◆ **TASK MATERIAL**:
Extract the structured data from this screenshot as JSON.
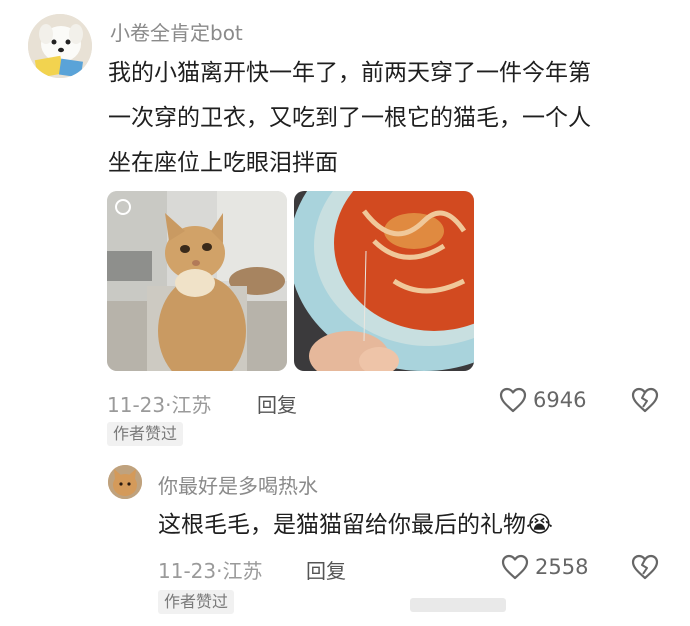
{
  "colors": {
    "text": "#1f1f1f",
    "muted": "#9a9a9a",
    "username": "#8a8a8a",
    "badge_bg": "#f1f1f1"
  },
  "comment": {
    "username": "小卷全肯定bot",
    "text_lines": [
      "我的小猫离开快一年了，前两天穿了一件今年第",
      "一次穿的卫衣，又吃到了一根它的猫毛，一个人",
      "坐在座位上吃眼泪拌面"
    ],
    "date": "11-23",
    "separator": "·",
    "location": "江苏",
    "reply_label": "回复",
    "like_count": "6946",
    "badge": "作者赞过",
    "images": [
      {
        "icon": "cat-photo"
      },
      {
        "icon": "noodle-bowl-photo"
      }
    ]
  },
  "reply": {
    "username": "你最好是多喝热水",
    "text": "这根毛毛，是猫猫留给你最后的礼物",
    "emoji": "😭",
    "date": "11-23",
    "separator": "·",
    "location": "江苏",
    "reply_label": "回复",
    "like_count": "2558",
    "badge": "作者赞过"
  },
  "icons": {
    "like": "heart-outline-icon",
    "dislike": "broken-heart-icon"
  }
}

◆ **TASK DESCRIPTION**:
Ignore the images and quote every line of the listing exactly.

◆ **RESPONSE**:
Extract the structured data from this screenshot as JSON.
{
  "colors": {
    "text": "#1f1f1f",
    "muted": "#9a9a9a",
    "username": "#8a8a8a",
    "badge_bg": "#f1f1f1"
  },
  "comment": {
    "username": "小卷全肯定bot",
    "text_lines": [
      "我的小猫离开快一年了，前两天穿了一件今年第",
      "一次穿的卫衣，又吃到了一根它的猫毛，一个人",
      "坐在座位上吃眼泪拌面"
    ],
    "date": "11-23",
    "separator": "·",
    "location": "江苏",
    "reply_label": "回复",
    "like_count": "6946",
    "badge": "作者赞过",
    "images": [
      {
        "icon": "cat-photo"
      },
      {
        "icon": "noodle-bowl-photo"
      }
    ]
  },
  "reply": {
    "username": "你最好是多喝热水",
    "text": "这根毛毛，是猫猫留给你最后的礼物",
    "emoji": "😭",
    "date": "11-23",
    "separator": "·",
    "location": "江苏",
    "reply_label": "回复",
    "like_count": "2558",
    "badge": "作者赞过"
  },
  "icons": {
    "like": "heart-outline-icon",
    "dislike": "broken-heart-icon"
  }
}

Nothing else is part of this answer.